Pick out the lines below that include the string "hydrogen".

## START RECORDS FOR THIS TASK

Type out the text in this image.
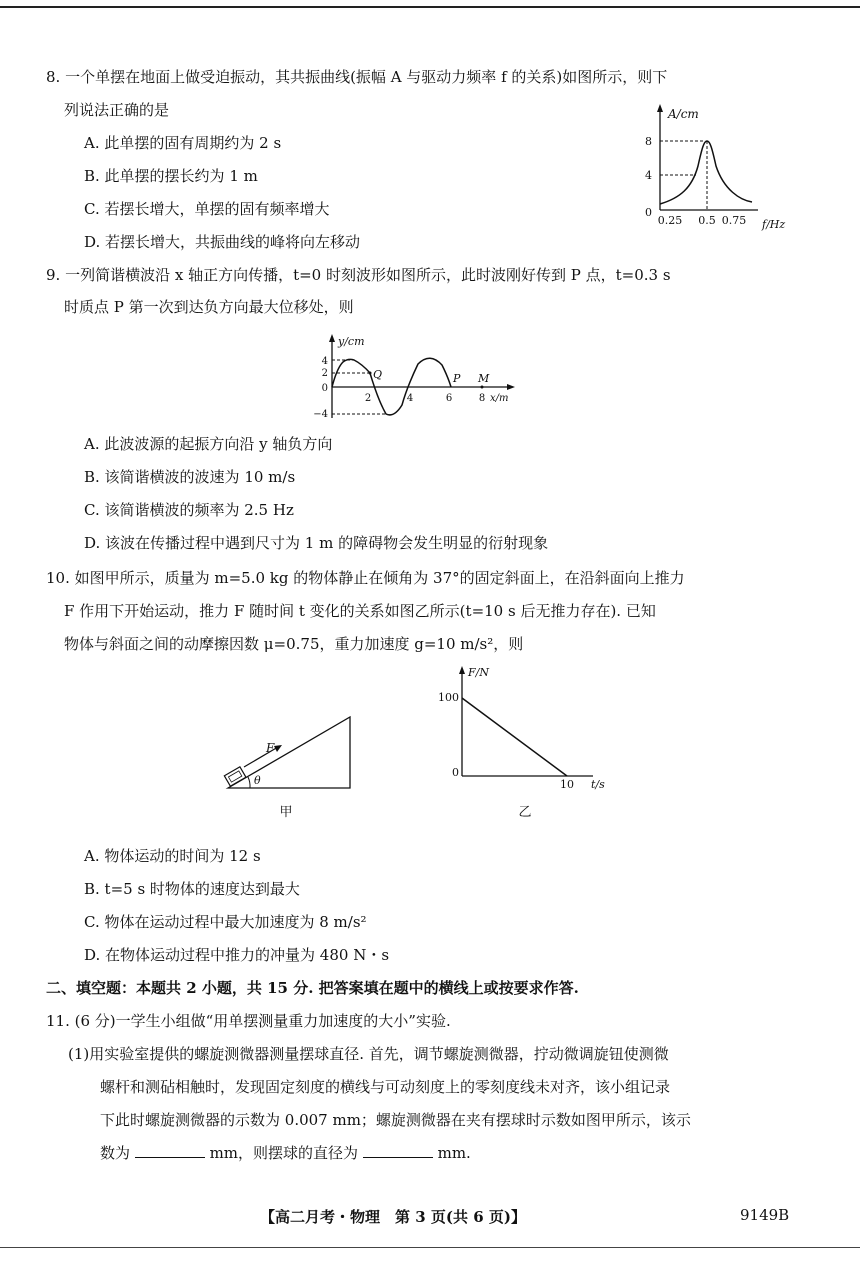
8. 一个单摆在地面上做受迫振动，其共振曲线(振幅 A 与驱动力频率 f 的关系)如图所示，则下
列说法正确的是
A. 此单摆的固有周期约为 2 s
B. 此单摆的摆长约为 1 m
C. 若摆长增大，单摆的固有频率增大
D. 若摆长增大，共振曲线的峰将向左移动
A/cm
8
4
0
0.25 0.5 0.75 f/Hz
9. 一列简谐横波沿 x 轴正方向传播，t=0 时刻波形如图所示，此时波刚好传到 P 点，t=0.3 s
时质点 P 第一次到达负方向最大位移处，则
y/cm
4
2
0
−4
Q	P M
2	4	6	8 x/m
A. 此波波源的起振方向沿 y 轴负方向
B. 该简谐横波的波速为 10 m/s
C. 该简谐横波的频率为 2.5 Hz
D. 该波在传播过程中遇到尺寸为 1 m 的障碍物会发生明显的衍射现象
10. 如图甲所示，质量为 m=5.0 kg 的物体静止在倾角为 37°的固定斜面上，在沿斜面向上推力
F 作用下开始运动，推力 F 随时间 t 变化的关系如图乙所示(t=10 s 后无推力存在). 已知
物体与斜面之间的动摩擦因数 μ=0.75，重力加速度 g=10 m/s²，则
F
θ
甲
F/N
100
0
10 t/s
乙
A. 物体运动的时间为 12 s
B. t=5 s 时物体的速度达到最大
C. 物体在运动过程中最大加速度为 8 m/s²
D. 在物体运动过程中推力的冲量为 480 N・s
二、填空题：本题共 2 小题，共 15 分. 把答案填在题中的横线上或按要求作答.
11. (6 分)一学生小组做“用单摆测量重力加速度的大小”实验.
(1)用实验室提供的螺旋测微器测量摆球直径. 首先，调节螺旋测微器，拧动微调旋钮使测微
螺杆和测砧相触时，发现固定刻度的横线与可动刻度上的零刻度线未对齐，该小组记录
下此时螺旋测微器的示数为 0.007 mm；螺旋测微器在夹有摆球时示数如图甲所示，该示
数为	mm，则摆球的直径为	mm.
【高二月考・物理　第 3 页(共 6 页)】	9149B
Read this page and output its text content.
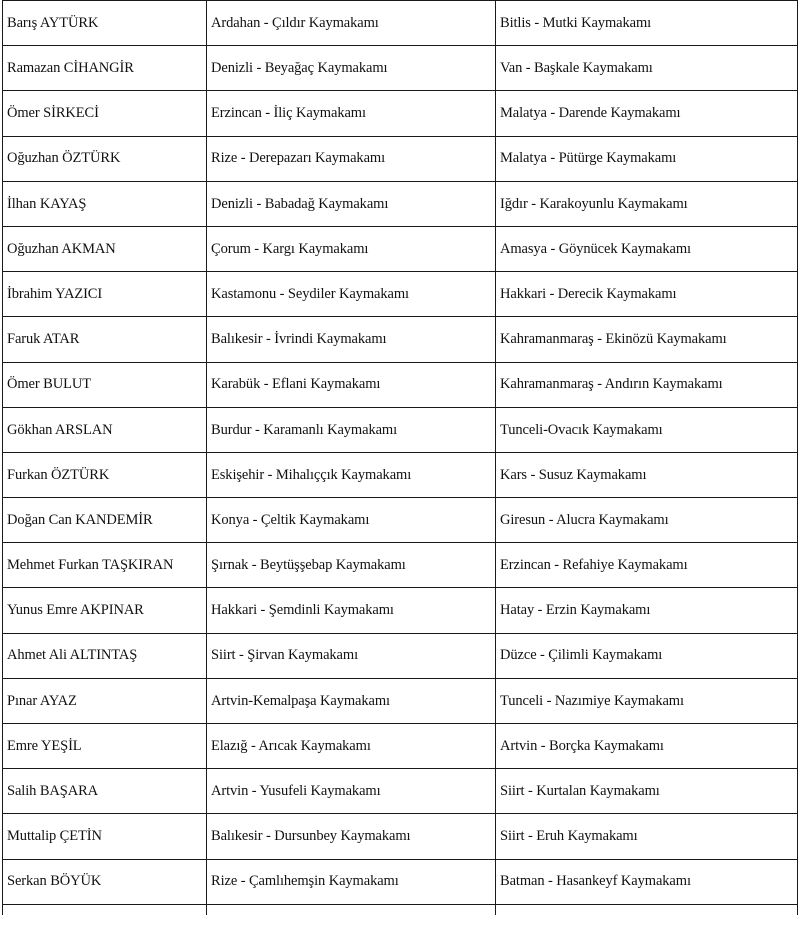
Barış AYTÜRK	Ardahan - Çıldır Kaymakamı	Bitlis - Mutki Kaymakamı
Ramazan CİHANGİR	Denizli - Beyağaç Kaymakamı	Van - Başkale Kaymakamı
Ömer SİRKECİ	Erzincan - İliç Kaymakamı	Malatya - Darende Kaymakamı
Oğuzhan ÖZTÜRK	Rize - Derepazarı Kaymakamı	Malatya - Pütürge Kaymakamı
İlhan KAYAŞ	Denizli - Babadağ Kaymakamı	Iğdır - Karakoyunlu Kaymakamı
Oğuzhan AKMAN	Çorum - Kargı Kaymakamı	Amasya - Göynücek Kaymakamı
İbrahim YAZICI	Kastamonu - Seydiler Kaymakamı	Hakkari - Derecik Kaymakamı
Faruk ATAR	Balıkesir - İvrindi Kaymakamı	Kahramanmaraş - Ekinözü Kaymakamı
Ömer BULUT	Karabük - Eflani Kaymakamı	Kahramanmaraş - Andırın Kaymakamı
Gökhan ARSLAN	Burdur - Karamanlı Kaymakamı	Tunceli-Ovacık Kaymakamı
Furkan ÖZTÜRK	Eskişehir - Mihalıççık Kaymakamı	Kars - Susuz Kaymakamı
Doğan Can KANDEMİR	Konya - Çeltik Kaymakamı	Giresun - Alucra Kaymakamı
Mehmet Furkan TAŞKIRAN	Şırnak - Beytüşşebap Kaymakamı	Erzincan - Refahiye Kaymakamı
Yunus Emre AKPINAR	Hakkari - Şemdinli Kaymakamı	Hatay - Erzin Kaymakamı
Ahmet Ali ALTINTAŞ	Siirt - Şirvan Kaymakamı	Düzce - Çilimli Kaymakamı
Pınar AYAZ	Artvin-Kemalpaşa Kaymakamı	Tunceli - Nazımiye Kaymakamı
Emre YEŞİL	Elazığ - Arıcak Kaymakamı	Artvin - Borçka Kaymakamı
Salih BAŞARA	Artvin - Yusufeli Kaymakamı	Siirt - Kurtalan Kaymakamı
Muttalip ÇETİN	Balıkesir - Dursunbey Kaymakamı	Siirt - Eruh Kaymakamı
Serkan BÖYÜK	Rize - Çamlıhemşin Kaymakamı	Batman - Hasankeyf Kaymakamı
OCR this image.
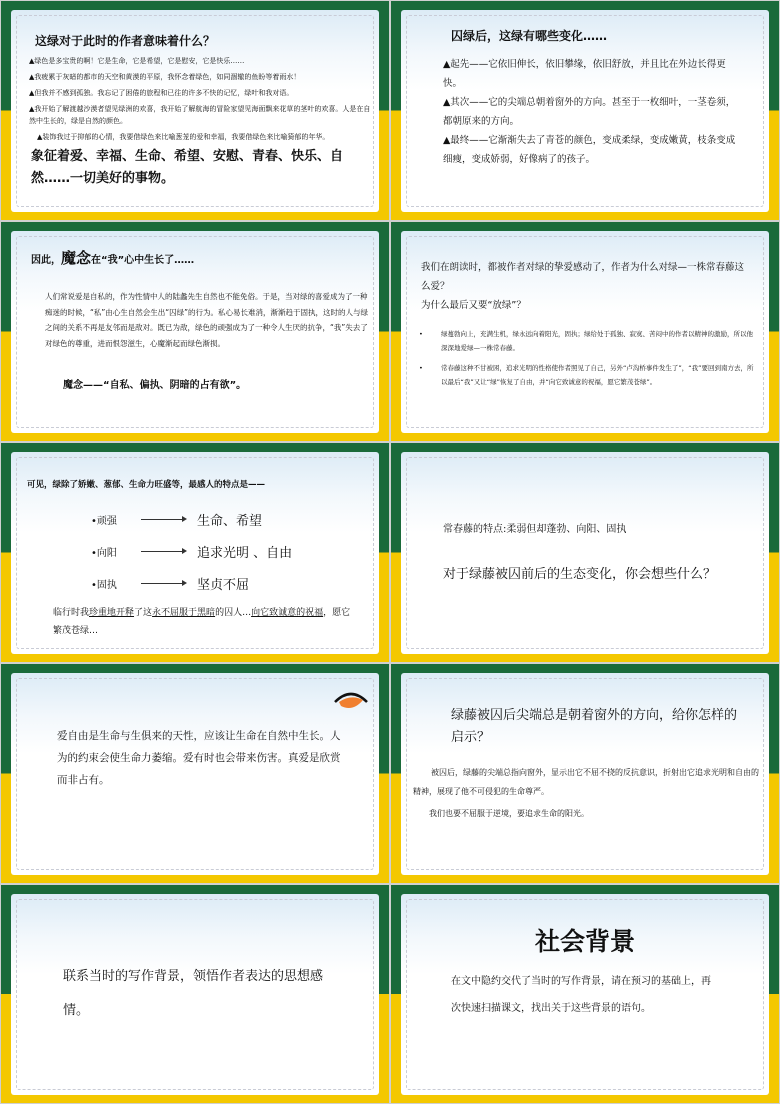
这绿对于此时的作者意味着什么？
▲绿色是多宝贵的啊！它是生命，它是希望，它是慰安，它是快乐……
▲我疲累于灰暗的都市的天空和黄漠的平原，我怀念着绿色，如同涸辙的鱼盼等着雨水！
▲但我并不感到孤独。我忘记了困倦的旅程和已往的许多不快的记忆，绿叶和我对语。
▲我开始了解渡越沙漠者望见绿洲的欢喜，我开始了解航海的冒险家望见海面飘来花草的茎叶的欢喜。人是在自然中生长的，绿是自然的颜色。
▲装饰我过于抑郁的心情，我要借绿色来比喻葱茏的爱和幸福，我要借绿色来比喻猗郁的年华。
象征着爱、幸福、生命、希望、安慰、青春、快乐、自然……一切美好的事物。
囚绿后，这绿有哪些变化……
▲起先——它依旧伸长，依旧攀缘，依旧舒放，并且比在外边长得更快。
▲其次——它的尖端总朝着窗外的方向。甚至于一枚细叶，一茎卷须，都朝原来的方向。
▲最终——它渐渐失去了青苍的颜色，变成柔绿，变成嫩黄，枝条变成细瘦，变成娇弱，好像病了的孩子。
因此，魔念在“我”心中生长了……
人们常说爱是自私的，作为性情中人的陆蠡先生自然也不能免俗。于是，当对绿的喜爱成为了一种痴迷的时候，“私”由心生自然会生出“囚绿”的行为。私心易长难消，渐渐趋于固执，这时的人与绿之间的关系不再是友邻而是敌对。既已为敌，绿色的顽强成为了一种令人生厌的抗争，“我”失去了对绿色的尊重，进而恨怨滋生，心魔渐起而绿色渐损。
魔念——“自私、偏执、阴暗的占有欲”。
我们在朗读时，都被作者对绿的挚爱感动了，作者为什么对绿—一株常春藤这么爱？
为什么最后又要“放绿”？
•	绿蔓勃向上，充满生机，绿永远向着阳光，固执；绿给处于孤独、寂寞、苦闷中的作者以精神的激励，所以他深深地爱绿—一株常春藤。
•	常春藤这种不甘被困，追求光明的性格使作者照见了自己，另外“卢沟桥事件发生了”，“我”要回到南方去，所以最后“我”又让“绿”恢复了自由，并“向它致诚意的祝福，愿它繁茂苍绿”。
可见，绿除了娇嫩、葱郁、生命力旺盛等，最感人的特点是——
•顽强	生命、希望
•向阳	追求光明 、自由
•固执	坚贞不屈
临行时我珍重地开释了这永不屈服于黑暗的囚人…向它致诚意的祝福，愿它繁茂苍绿…
常春藤的特点:柔弱但却蓬勃、向阳、固执
对于绿藤被囚前后的生态变化，你会想些什么？
爱自由是生命与生俱来的天性，应该让生命在自然中生长。人为的约束会使生命力萎缩。爱有时也会带来伤害。真爱是欣赏而非占有。
绿藤被囚后尖端总是朝着窗外的方向，给你怎样的启示？
被囚后，绿藤的尖端总指向窗外，显示出它不屈不挠的反抗意识，折射出它追求光明和自由的精神，展现了他不可侵犯的生命尊严。
我们也要不屈服于逆境，要追求生命的阳光。
联系当时的写作背景，领悟作者表达的思想感情。
社会背景
在文中隐约交代了当时的写作背景，请在预习的基础上，再次快速扫描课文，找出关于这些背景的语句。
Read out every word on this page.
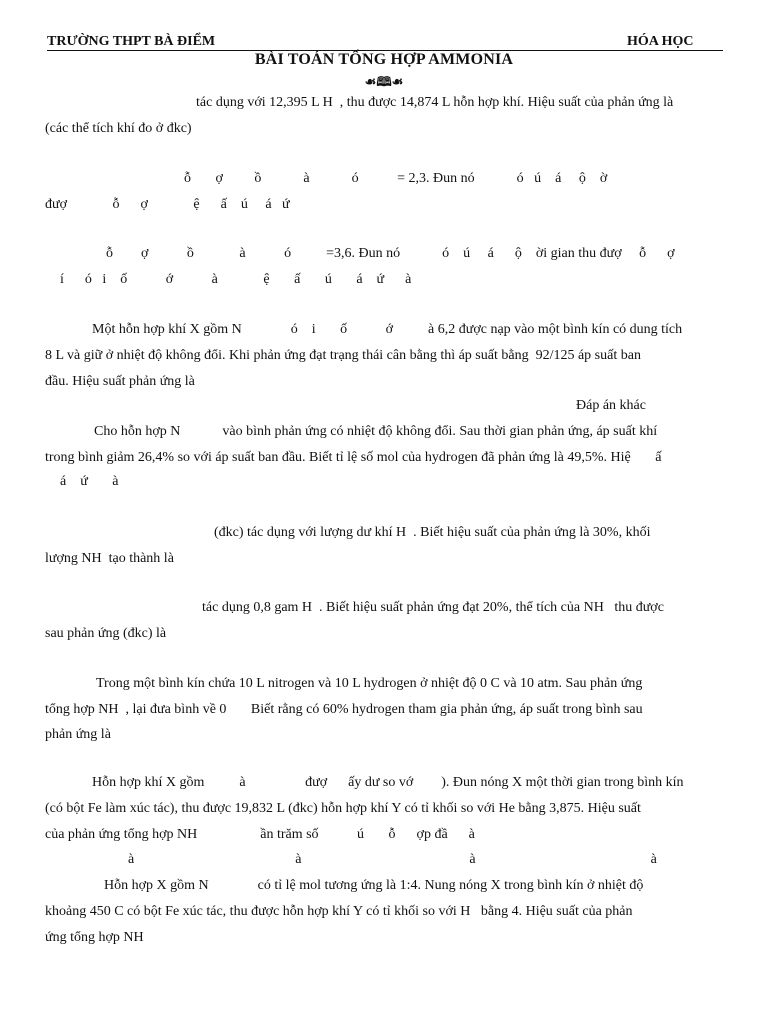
TRƯỜNG THPT BÀ ĐIỂM	HÓA HỌC
BÀI TOÁN TỔNG HỢP AMMONIA
☙🕮☙
tác dụng với 12,395 L H  , thu được 14,874 L hỗn hợp khí. Hiệu suất của phản ứng là
(các thể tích khí đo ở đkc)
ỗ       ợ         ồ            à            ó           = 2,3. Đun nó            ó   ú    á     ộ    ờ
đượ             ỗ      ợ             ệ      ấ    ú     á   ứ
ỗ        ợ           ồ             à           ó          =3,6. Đun nó            ó    ú     á      ộ    ời gian thu đượ     ỗ      ợ
í      ó   i    ố           ớ           à             ệ       ấ       ú       á    ứ      à
Một hỗn hợp khí X gồm N              ó    i       ố           ớ          à 6,2 được nạp vào một bình kín có dung tích
8 L và giữ ở nhiệt độ không đổi. Khi phản ứng đạt trạng thái cân bằng thì áp suất bằng  92/125 áp suất ban
đầu. Hiệu suất phản ứng là
Đáp án khác
Cho hỗn hợp N            vào bình phản ứng có nhiệt độ không đổi. Sau thời gian phản ứng, áp suất khí
trong bình giảm 26,4% so với áp suất ban đầu. Biết tỉ lệ số mol của hydrogen đã phản ứng là 49,5%. Hiệ       ấ
á    ứ       à
(đkc) tác dụng với lượng dư khí H  . Biết hiệu suất của phản ứng là 30%, khối
lượng NH  tạo thành là
tác dụng 0,8 gam H  . Biết hiệu suất phản ứng đạt 20%, thể tích của NH   thu được
sau phản ứng (đkc) là
Trong một bình kín chứa 10 L nitrogen và 10 L hydrogen ở nhiệt độ 0 C và 10 atm. Sau phản ứng
tổng hợp NH  , lại đưa bình về 0       Biết rằng có 60% hydrogen tham gia phản ứng, áp suất trong bình sau
phản ứng là
Hỗn hợp khí X gồm          à                 đượ      ấy dư so vớ        ). Đun nóng X một thời gian trong bình kín
(có bột Fe làm xúc tác), thu được 19,832 L (đkc) hỗn hợp khí Y có tỉ khối so với He bằng 3,875. Hiệu suất
của phản ứng tổng hợp NH                  ần trăm số           ú       ỗ      ợp đầ      à
à                                              à                                                à                                                  à
Hỗn hợp X gồm N              có tỉ lệ mol tương ứng là 1:4. Nung nóng X trong bình kín ở nhiệt độ
khoảng 450 C có bột Fe xúc tác, thu được hỗn hợp khí Y có tỉ khối so với H   bằng 4. Hiệu suất của phản
ứng tổng hợp NH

## END RECORDS FOR THIS TASK

SOLUTION TO THIS PROBLEM:
trong bình giảm 26,4% so với áp suất ban đầu. Biết tỉ lệ số mol của hydrogen đã phản ứng là 49,5%. Hiệ       ấ
Trong một bình kín chứa 10 L nitrogen và 10 L hydrogen ở nhiệt độ 0 C và 10 atm. Sau phản ứng
tổng hợp NH  , lại đưa bình về 0       Biết rằng có 60% hydrogen tham gia phản ứng, áp suất trong bình sau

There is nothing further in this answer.